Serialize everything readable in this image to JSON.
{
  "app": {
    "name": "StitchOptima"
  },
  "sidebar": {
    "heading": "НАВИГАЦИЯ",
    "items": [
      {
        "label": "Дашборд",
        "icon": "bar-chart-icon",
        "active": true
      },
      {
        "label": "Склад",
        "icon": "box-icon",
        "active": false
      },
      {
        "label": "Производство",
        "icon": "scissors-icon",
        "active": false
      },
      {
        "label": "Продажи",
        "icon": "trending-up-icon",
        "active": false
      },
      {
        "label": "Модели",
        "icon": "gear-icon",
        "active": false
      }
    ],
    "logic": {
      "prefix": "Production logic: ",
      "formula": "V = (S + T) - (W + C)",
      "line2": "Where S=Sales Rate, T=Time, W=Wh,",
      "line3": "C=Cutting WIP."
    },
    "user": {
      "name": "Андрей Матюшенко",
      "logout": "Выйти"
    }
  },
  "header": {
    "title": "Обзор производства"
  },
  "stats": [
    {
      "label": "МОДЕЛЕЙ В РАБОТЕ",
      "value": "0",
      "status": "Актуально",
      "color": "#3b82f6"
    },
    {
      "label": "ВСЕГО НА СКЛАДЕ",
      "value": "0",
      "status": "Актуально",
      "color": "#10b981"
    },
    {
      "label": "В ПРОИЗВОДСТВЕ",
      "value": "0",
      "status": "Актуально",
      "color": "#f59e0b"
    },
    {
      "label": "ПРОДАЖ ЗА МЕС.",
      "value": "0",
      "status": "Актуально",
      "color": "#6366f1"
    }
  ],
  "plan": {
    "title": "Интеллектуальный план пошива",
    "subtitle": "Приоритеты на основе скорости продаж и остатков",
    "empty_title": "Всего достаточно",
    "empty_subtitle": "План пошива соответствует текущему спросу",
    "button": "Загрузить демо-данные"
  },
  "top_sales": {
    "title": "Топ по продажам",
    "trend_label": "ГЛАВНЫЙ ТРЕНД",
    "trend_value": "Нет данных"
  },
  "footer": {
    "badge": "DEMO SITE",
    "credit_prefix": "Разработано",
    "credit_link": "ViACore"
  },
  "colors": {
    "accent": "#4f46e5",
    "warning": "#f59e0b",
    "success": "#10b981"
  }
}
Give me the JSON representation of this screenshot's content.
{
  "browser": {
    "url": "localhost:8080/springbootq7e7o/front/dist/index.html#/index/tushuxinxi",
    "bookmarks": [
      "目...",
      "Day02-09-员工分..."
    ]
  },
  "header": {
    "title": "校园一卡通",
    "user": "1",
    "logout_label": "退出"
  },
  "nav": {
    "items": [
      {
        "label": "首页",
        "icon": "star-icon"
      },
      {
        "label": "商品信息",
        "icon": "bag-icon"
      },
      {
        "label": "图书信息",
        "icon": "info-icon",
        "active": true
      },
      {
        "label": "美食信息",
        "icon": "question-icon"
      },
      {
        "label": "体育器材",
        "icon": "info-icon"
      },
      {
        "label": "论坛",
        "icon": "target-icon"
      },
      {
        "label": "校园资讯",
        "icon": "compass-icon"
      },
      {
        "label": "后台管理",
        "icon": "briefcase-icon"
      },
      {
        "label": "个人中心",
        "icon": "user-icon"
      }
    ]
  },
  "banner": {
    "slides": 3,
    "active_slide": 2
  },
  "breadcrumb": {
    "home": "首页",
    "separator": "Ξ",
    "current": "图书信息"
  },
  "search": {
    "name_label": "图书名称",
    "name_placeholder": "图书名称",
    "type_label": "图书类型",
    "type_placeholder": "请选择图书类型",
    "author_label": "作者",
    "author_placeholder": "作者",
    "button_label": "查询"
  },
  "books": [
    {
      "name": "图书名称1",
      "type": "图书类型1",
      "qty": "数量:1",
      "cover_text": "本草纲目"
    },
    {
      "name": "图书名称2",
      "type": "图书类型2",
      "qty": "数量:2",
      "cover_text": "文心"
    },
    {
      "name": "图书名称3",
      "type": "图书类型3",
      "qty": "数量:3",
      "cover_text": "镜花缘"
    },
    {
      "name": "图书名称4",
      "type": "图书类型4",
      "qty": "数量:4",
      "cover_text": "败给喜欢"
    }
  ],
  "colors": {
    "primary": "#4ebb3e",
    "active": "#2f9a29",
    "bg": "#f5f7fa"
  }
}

◇ ◇ ◇ ◇

WHAT IS EXPECTED - State how many lines of the records hold the string "this", and nothing else.

RESPONSE TO THE TASK - 2